* WHAT IS BEING ASKED
Below is a listing to transcribe in full and exactly; keep the pictures out.
┌─ ITEMS
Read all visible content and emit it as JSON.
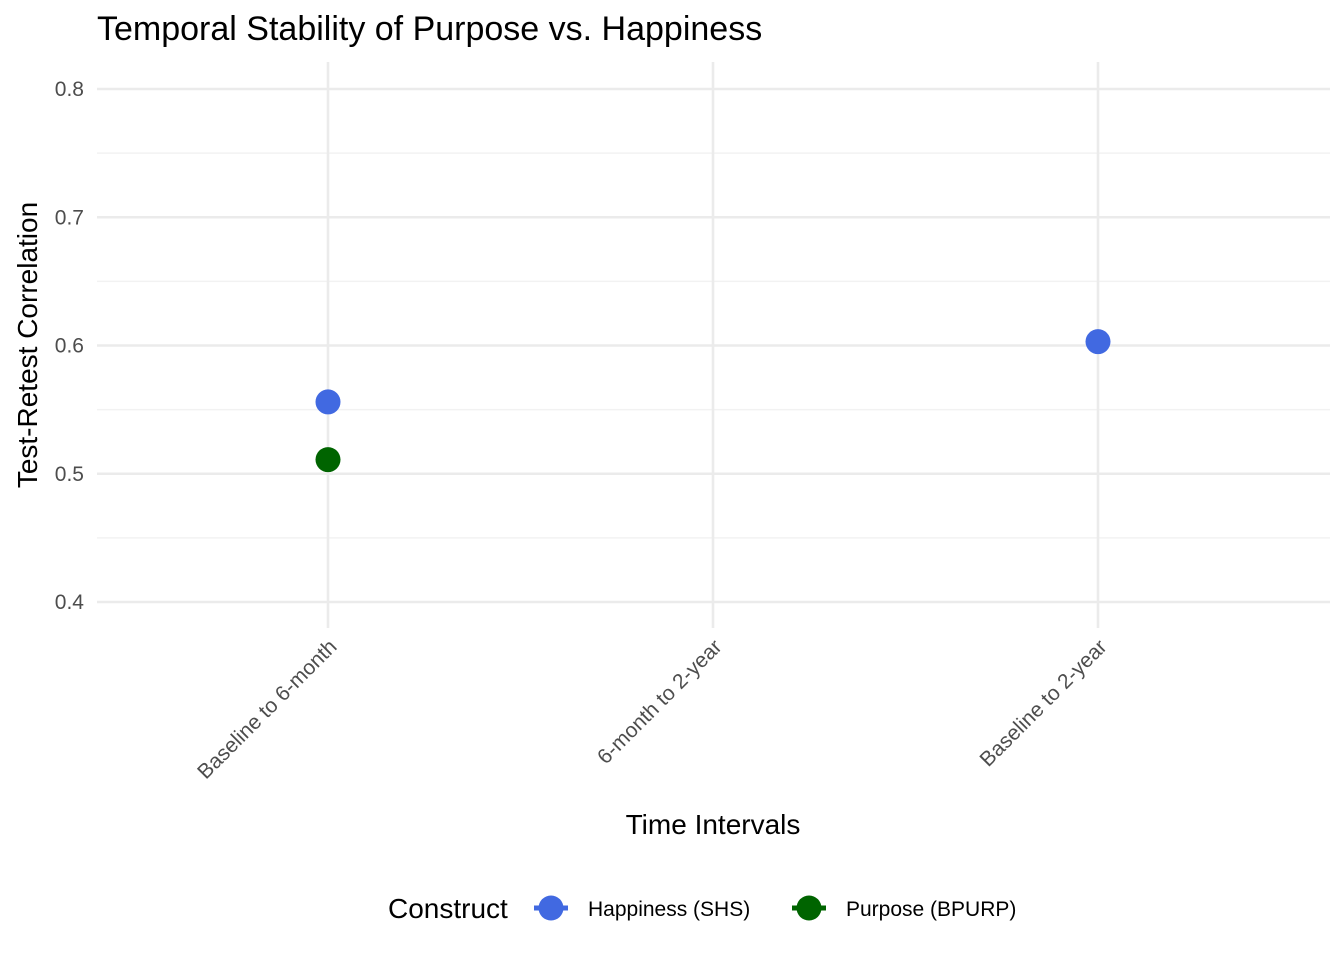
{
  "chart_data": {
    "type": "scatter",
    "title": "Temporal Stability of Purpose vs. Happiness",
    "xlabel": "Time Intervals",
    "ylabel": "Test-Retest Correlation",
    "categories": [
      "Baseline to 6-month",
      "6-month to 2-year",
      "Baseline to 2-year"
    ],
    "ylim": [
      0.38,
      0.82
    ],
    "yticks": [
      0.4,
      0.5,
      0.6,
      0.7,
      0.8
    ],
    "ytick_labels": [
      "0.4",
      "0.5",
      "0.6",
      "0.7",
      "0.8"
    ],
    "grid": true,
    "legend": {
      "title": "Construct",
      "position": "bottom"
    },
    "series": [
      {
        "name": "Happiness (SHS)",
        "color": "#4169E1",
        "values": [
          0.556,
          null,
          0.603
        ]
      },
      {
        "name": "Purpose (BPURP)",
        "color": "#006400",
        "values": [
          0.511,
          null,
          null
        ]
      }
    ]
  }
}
└─
* PROBLEM SOLUTION
Read all visible content and emit it as JSON.
{
  "chart_data": {
    "type": "scatter",
    "title": "Temporal Stability of Purpose vs. Happiness",
    "xlabel": "Time Intervals",
    "ylabel": "Test-Retest Correlation",
    "categories": [
      "Baseline to 6-month",
      "6-month to 2-year",
      "Baseline to 2-year"
    ],
    "ylim": [
      0.38,
      0.82
    ],
    "yticks": [
      0.4,
      0.5,
      0.6,
      0.7,
      0.8
    ],
    "ytick_labels": [
      "0.4",
      "0.5",
      "0.6",
      "0.7",
      "0.8"
    ],
    "grid": true,
    "legend": {
      "title": "Construct",
      "position": "bottom"
    },
    "series": [
      {
        "name": "Happiness (SHS)",
        "color": "#4169E1",
        "values": [
          0.556,
          null,
          0.603
        ]
      },
      {
        "name": "Purpose (BPURP)",
        "color": "#006400",
        "values": [
          0.511,
          null,
          null
        ]
      }
    ]
  }
}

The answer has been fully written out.